(What to work on) All of the records below must be output exactly, with no pictures carried over.

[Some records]
┏━━
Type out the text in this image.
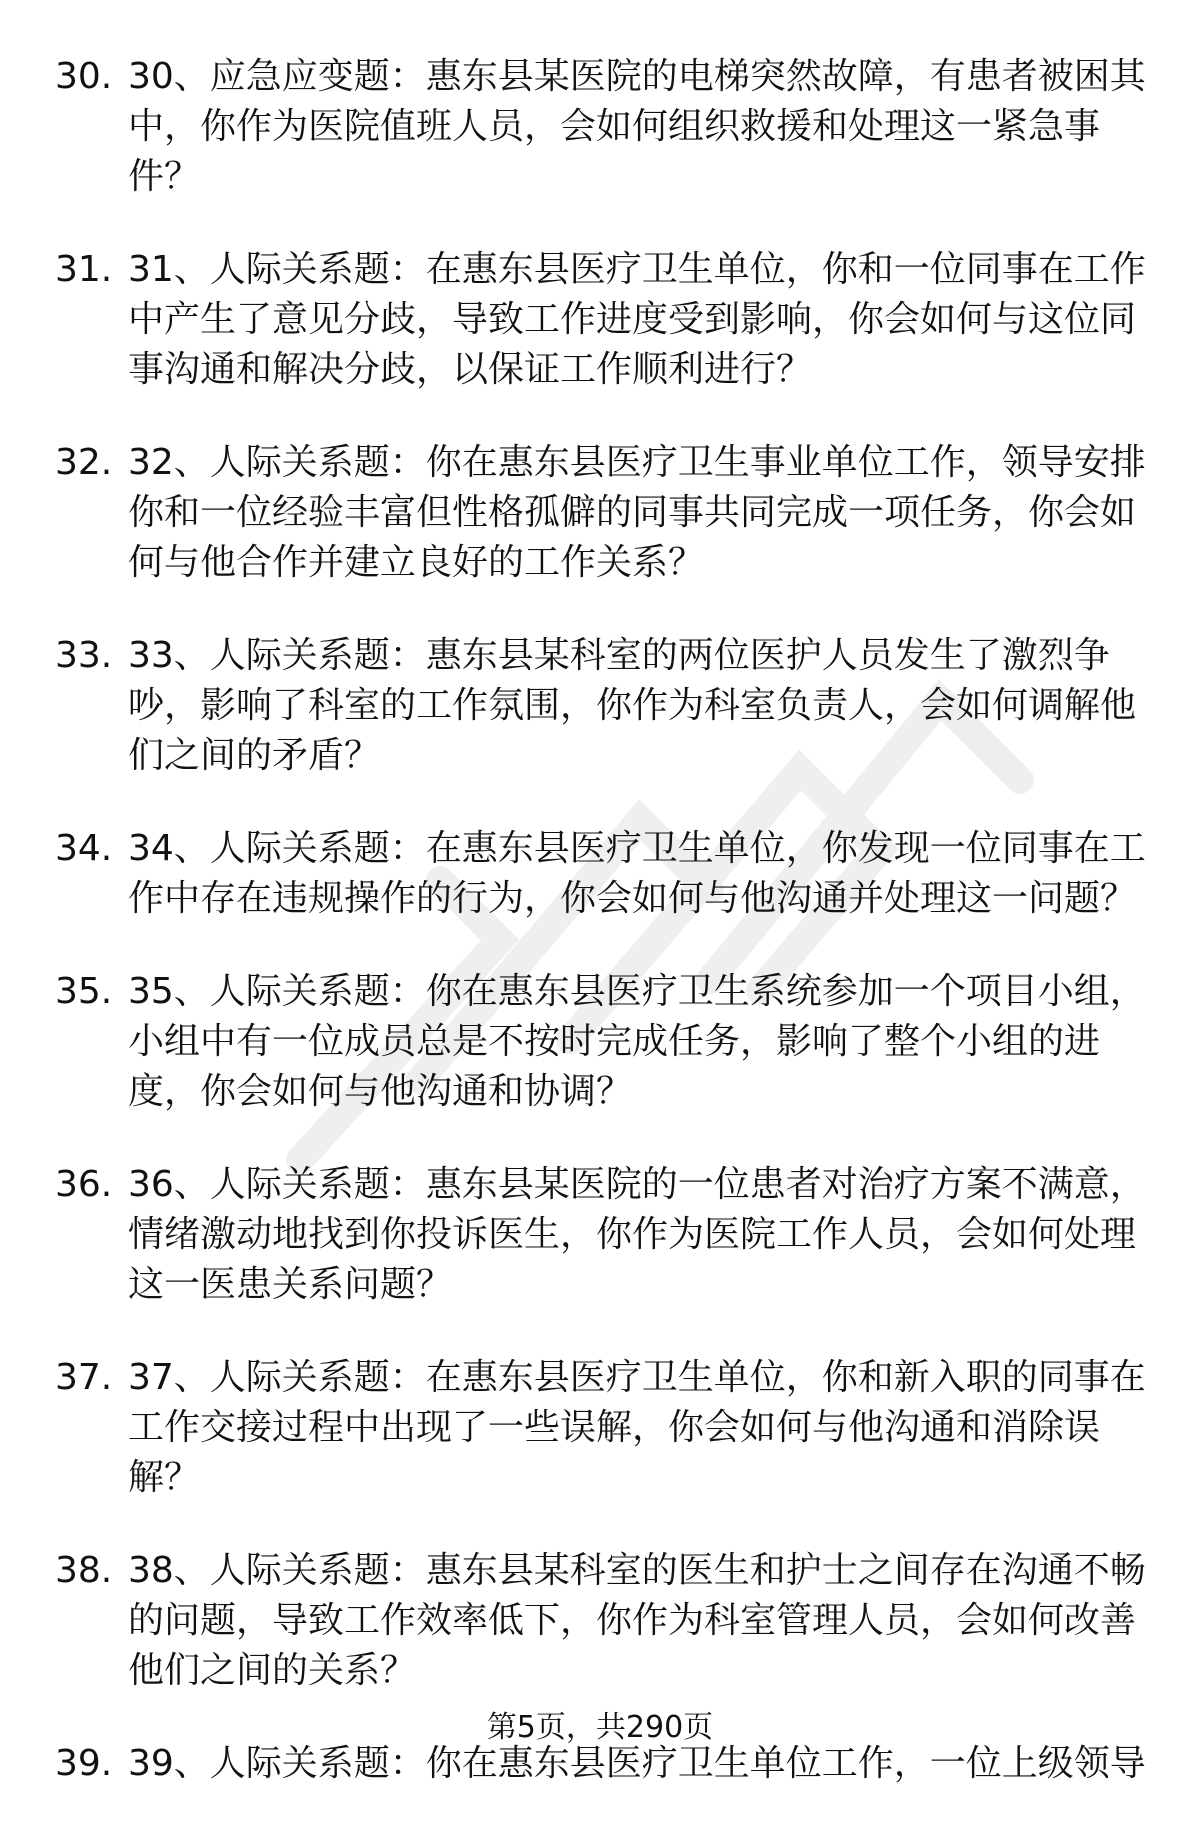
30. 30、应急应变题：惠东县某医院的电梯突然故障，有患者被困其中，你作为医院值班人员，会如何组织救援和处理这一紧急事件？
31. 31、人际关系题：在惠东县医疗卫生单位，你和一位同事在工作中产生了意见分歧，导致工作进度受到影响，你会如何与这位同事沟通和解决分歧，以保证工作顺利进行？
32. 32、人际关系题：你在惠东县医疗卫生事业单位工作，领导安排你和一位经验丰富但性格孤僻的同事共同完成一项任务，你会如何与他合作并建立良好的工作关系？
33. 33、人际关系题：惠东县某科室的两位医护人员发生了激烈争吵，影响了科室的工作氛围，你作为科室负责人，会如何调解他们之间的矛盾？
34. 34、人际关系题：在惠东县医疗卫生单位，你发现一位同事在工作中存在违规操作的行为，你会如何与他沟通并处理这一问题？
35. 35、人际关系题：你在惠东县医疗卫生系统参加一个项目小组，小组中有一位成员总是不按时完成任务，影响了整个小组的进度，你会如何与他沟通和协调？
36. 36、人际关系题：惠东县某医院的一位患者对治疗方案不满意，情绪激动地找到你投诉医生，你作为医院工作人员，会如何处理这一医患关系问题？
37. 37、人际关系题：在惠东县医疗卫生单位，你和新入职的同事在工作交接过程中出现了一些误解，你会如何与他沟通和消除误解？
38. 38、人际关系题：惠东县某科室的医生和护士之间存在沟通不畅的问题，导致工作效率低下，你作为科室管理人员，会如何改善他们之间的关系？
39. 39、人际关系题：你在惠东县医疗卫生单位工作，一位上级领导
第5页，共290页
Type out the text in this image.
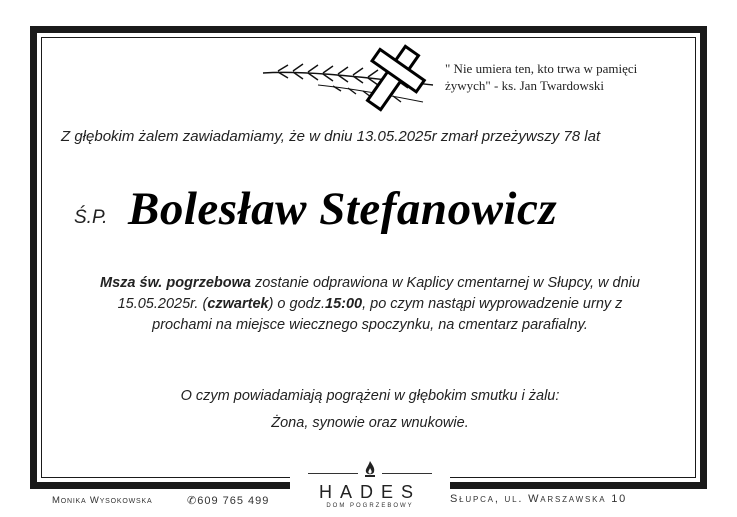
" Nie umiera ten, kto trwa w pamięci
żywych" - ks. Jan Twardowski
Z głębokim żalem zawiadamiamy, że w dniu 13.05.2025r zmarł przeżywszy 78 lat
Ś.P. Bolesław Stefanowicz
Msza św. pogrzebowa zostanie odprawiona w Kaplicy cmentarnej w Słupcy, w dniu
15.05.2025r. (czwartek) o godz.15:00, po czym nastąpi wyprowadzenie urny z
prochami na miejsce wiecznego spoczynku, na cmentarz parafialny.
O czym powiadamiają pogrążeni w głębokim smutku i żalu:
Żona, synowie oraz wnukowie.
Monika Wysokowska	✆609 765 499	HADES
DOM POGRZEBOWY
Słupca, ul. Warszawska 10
┗━━
(Task result)
Type out the text in this image.
30. 30、应急应变题：惠东县某医院的电梯突然故障，有患者被困其中，你作为医院值班人员，会如何组织救援和处理这一紧急事件？
31. 31、人际关系题：在惠东县医疗卫生单位，你和一位同事在工作中产生了意见分歧，导致工作进度受到影响，你会如何与这位同事沟通和解决分歧，以保证工作顺利进行？
32. 32、人际关系题：你在惠东县医疗卫生事业单位工作，领导安排你和一位经验丰富但性格孤僻的同事共同完成一项任务，你会如何与他合作并建立良好的工作关系？
33. 33、人际关系题：惠东县某科室的两位医护人员发生了激烈争吵，影响了科室的工作氛围，你作为科室负责人，会如何调解他们之间的矛盾？
34. 34、人际关系题：在惠东县医疗卫生单位，你发现一位同事在工作中存在违规操作的行为，你会如何与他沟通并处理这一问题？
35. 35、人际关系题：你在惠东县医疗卫生系统参加一个项目小组，小组中有一位成员总是不按时完成任务，影响了整个小组的进度，你会如何与他沟通和协调？
36. 36、人际关系题：惠东县某医院的一位患者对治疗方案不满意，情绪激动地找到你投诉医生，你作为医院工作人员，会如何处理这一医患关系问题？
37. 37、人际关系题：在惠东县医疗卫生单位，你和新入职的同事在工作交接过程中出现了一些误解，你会如何与他沟通和消除误解？
38. 38、人际关系题：惠东县某科室的医生和护士之间存在沟通不畅的问题，导致工作效率低下，你作为科室管理人员，会如何改善他们之间的关系？
39. 39、人际关系题：你在惠东县医疗卫生单位工作，一位上级领导
第5页，共290页
Type out the text in this image.
" Nie umiera ten, kto trwa w pamięci
żywych" - ks. Jan Twardowski
Z głębokim żalem zawiadamiamy, że w dniu 13.05.2025r zmarł przeżywszy 78 lat
Ś.P. Bolesław Stefanowicz
Msza św. pogrzebowa zostanie odprawiona w Kaplicy cmentarnej w Słupcy, w dniu
15.05.2025r. (czwartek) o godz.15:00, po czym nastąpi wyprowadzenie urny z
prochami na miejsce wiecznego spoczynku, na cmentarz parafialny.
O czym powiadamiają pogrążeni w głębokim smutku i żalu:
Żona, synowie oraz wnukowie.
Monika Wysokowska	✆609 765 499	HADES
DOM POGRZEBOWY
Słupca, ul. Warszawska 10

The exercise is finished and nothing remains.